Stated task
Without the pictures, reproduce the records that follow exactly.
[START Entries shown]
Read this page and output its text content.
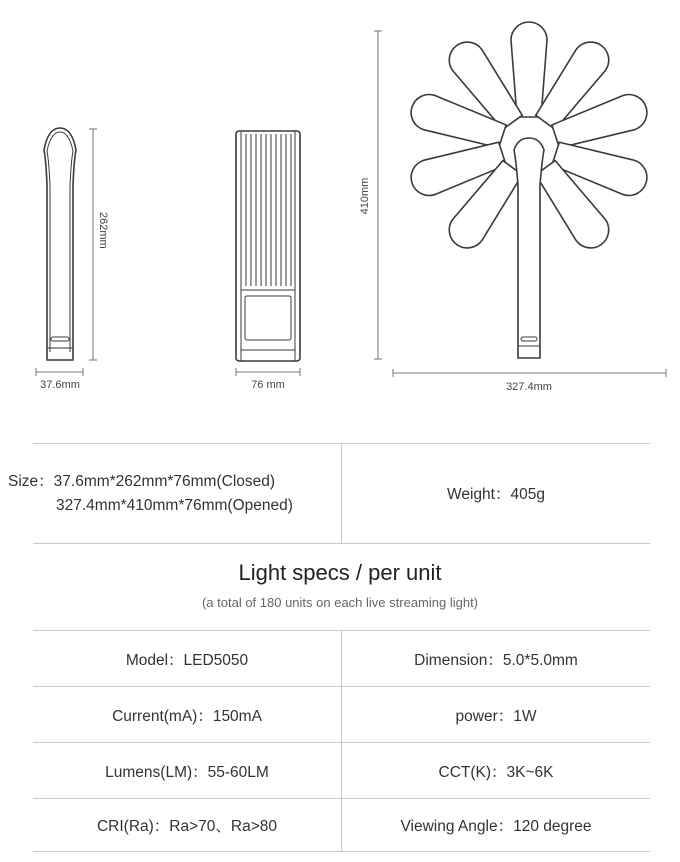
262mm
37.6mm	76 mm
410mm
327.4mm
Size：37.6mm*262mm*76mm(Closed)
327.4mm*410mm*76mm(Opened)
Weight：405g
Light specs / per unit
(a total of 180 units on each live streaming light)
Model：LED5050	Dimension：5.0*5.0mm
Current(mA)：150mA	power：1W
Lumens(LM)：55-60LM	CCT(K)：3K~6K
CRI(Ra)：Ra>70、Ra>80	Viewing Angle：120 degree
[END Entries shown]
Exercise answer
Read this page and output its text content.
262mm
37.6mm	76 mm
410mm
327.4mm
Size：37.6mm*262mm*76mm(Closed)
327.4mm*410mm*76mm(Opened)
Weight：405g
Light specs / per unit
(a total of 180 units on each live streaming light)
Model：LED5050	Dimension：5.0*5.0mm
Current(mA)：150mA	power：1W
Lumens(LM)：55-60LM	CCT(K)：3K~6K
CRI(Ra)：Ra>70、Ra>80	Viewing Angle：120 degree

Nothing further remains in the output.